Tasks to carry out >>
(1) Can you reproduce the limitations passage word for word, starting with "Limitations" and going on through "engage with services."?
(2) Answer these questions about the limitations passage:
(a) When did one school's SB-PHCS service begin?
(b) For how many weeks were the PHCRNs redeployed during the COVID-19 response?
(c) During what part of the follow-up period did some health and social care services shift to telehealth?
(3) How would the limitations passage go on after its final sentence? Write the continuation.

Exercise passage >>
PHCRN, primary health care registered nurse.
Limitations
This study used existing medical records that were not designed for the purpose of research. The level of detail documented for each child varied between clinicians, particularly regarding family context, and our identification of challenges to accessing care may be conservative. Service access outcomes were not always documented, resulting in missing data. One school’s SB-PHCS service did not begin until June 2019 and there were changes to services in 2020 due to the COVID-19 pandemic, so our data may not reflect typical activity during the latter part of the follow-up period. The PHCRNs were redeployed during the COVID-19 response for 4 weeks. Some health and social care services also abruptly shifted to telehealth during the last 3 months of the follow-up period, which may have affected some families’ willingness to engage with services.

Input data >>
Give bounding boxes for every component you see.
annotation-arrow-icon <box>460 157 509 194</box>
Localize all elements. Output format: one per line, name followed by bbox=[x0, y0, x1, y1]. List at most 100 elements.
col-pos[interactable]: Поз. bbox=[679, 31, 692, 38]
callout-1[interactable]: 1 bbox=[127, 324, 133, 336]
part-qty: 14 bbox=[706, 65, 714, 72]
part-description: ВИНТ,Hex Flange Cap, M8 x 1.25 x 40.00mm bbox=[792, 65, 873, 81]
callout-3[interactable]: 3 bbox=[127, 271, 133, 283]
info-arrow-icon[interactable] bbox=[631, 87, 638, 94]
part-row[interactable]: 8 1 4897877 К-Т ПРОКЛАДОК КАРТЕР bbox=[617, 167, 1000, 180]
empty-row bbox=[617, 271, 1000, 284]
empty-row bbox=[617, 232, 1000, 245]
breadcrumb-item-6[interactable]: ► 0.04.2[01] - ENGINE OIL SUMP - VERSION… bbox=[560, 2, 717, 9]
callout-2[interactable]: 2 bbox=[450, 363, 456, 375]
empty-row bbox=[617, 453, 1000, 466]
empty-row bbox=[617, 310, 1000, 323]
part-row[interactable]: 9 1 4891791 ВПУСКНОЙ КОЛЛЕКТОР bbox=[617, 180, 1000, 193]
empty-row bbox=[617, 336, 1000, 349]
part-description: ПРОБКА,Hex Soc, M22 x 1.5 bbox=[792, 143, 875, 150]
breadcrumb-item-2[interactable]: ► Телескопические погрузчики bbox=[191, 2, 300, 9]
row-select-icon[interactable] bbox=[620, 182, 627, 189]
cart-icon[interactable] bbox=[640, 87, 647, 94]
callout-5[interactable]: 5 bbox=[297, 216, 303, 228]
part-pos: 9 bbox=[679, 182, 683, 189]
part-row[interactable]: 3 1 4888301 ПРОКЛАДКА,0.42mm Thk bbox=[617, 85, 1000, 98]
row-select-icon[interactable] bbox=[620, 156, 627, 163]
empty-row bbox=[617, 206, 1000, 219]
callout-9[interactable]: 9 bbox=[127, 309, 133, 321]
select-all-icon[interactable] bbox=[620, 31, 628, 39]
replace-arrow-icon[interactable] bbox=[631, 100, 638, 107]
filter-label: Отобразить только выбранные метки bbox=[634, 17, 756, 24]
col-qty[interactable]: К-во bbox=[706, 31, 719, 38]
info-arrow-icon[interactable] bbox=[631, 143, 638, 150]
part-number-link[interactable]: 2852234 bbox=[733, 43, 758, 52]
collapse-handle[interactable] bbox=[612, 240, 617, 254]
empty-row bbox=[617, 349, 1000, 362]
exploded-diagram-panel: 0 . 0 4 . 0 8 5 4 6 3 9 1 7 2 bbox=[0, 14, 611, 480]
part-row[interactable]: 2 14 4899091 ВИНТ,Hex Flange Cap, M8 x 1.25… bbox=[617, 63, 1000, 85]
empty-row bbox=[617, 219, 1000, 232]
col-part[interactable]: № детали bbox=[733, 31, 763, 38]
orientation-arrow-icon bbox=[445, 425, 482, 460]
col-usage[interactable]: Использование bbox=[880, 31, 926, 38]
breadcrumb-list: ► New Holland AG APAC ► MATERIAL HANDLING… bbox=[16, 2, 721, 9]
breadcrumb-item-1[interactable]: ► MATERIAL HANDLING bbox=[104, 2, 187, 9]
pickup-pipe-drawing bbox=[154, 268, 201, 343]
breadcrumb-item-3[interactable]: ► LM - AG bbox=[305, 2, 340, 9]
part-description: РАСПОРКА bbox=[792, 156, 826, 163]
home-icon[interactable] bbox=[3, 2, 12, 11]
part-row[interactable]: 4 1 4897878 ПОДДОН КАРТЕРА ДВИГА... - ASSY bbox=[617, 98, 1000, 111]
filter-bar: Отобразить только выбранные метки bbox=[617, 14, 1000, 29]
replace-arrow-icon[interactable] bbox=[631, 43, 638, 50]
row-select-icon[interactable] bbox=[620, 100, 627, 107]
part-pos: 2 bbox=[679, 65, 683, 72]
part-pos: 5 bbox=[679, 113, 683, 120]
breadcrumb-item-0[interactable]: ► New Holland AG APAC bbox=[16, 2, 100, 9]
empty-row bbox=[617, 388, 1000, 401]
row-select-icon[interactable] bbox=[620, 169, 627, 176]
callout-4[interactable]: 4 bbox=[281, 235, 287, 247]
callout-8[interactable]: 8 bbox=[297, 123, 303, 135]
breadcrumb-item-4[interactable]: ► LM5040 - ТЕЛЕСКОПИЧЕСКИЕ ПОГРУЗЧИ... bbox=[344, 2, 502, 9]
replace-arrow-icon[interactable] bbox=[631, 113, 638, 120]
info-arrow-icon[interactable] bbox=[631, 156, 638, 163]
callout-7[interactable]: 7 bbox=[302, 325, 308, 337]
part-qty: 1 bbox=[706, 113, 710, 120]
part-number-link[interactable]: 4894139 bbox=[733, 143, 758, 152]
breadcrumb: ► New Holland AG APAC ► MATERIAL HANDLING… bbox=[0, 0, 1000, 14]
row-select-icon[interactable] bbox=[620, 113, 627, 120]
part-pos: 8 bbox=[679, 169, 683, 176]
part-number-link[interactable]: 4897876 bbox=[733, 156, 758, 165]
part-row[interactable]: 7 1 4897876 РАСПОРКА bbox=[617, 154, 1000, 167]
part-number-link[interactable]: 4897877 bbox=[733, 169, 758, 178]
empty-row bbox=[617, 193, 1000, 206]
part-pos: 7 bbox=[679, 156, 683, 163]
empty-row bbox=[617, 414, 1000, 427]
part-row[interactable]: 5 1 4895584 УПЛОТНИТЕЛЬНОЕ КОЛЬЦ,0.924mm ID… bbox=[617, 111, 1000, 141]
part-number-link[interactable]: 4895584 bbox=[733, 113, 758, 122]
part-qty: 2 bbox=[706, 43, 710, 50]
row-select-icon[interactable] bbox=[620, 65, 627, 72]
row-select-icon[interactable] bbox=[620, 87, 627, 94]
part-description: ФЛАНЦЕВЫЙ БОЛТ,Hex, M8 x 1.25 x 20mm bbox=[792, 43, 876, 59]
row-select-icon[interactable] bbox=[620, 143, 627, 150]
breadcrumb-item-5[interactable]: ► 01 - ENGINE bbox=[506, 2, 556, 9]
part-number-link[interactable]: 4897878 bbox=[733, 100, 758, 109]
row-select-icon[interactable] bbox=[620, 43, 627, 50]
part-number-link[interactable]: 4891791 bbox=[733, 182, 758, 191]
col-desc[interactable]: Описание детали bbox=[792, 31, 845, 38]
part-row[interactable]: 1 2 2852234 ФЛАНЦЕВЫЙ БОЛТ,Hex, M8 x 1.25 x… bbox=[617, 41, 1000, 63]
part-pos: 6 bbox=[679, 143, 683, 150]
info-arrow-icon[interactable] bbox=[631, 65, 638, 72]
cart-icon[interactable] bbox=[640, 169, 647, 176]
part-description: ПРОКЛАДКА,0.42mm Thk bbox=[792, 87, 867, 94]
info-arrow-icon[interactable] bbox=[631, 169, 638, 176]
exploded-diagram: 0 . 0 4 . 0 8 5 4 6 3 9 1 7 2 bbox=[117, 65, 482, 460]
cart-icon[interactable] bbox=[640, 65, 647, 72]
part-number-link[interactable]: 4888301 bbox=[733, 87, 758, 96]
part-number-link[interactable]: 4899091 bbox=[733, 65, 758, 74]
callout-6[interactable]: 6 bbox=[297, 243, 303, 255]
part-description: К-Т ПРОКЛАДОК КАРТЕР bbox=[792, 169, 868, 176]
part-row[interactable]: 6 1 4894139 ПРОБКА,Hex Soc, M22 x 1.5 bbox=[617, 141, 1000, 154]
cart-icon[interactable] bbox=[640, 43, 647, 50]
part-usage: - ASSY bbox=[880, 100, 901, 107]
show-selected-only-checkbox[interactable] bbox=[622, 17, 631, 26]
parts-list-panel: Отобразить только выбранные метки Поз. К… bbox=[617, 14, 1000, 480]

Answers by task >>
(1)
Limitations
This study used existing medical records that were not designed for the purpose of research. The level of detail documented for each child varied between clinicians, particularly regarding family context, and our identification of challenges to accessing care may be conservative. Service access outcomes were not always documented, resulting in missing data. One school’s SB-PHCS service did not begin until June 2019 and there were changes to services in 2020 due to the COVID-19 pandemic, so our data may not reflect typical activity during the latter part of the follow-up period. The PHCRNs were redeployed during the COVID-19 response for 4 weeks. Some health and social care services also abruptly shifted to telehealth during the last 3 months of the follow-up period, which may have affected some families’ willingness to engage with services.

(2)
(a) June 2019
(b) 4 weeks
(c) The last 3 months

(3)
Conclusion
While care navigation services are essential to improving service access in less-advantaged communities, they are only part of the access puzzle in under-resourced rural communities. Rural health workforce shortages are a longstanding issue and alternate models of care, such as telehealth and the use of paraprofessional staff, need to be considered to fill service gaps, improve access to health services, and reduce inequities in health and education for rural and remote children.
Funding
The Broken Hill University Department of Rural Health is funded by the Australian Government Department of Health. This research received no specific grant from any funding agency in the public, commercial, or not-for-profit sectors.
Conflicts of interest
Author KHS was employed as a PHCRN in the SB-PHCS and author RS managed the SB-PHCS during the study.
AI disclosure statement
No generative AI or AI-assisted artificial tools were used in the conduct of this research or the preparation of this manuscript.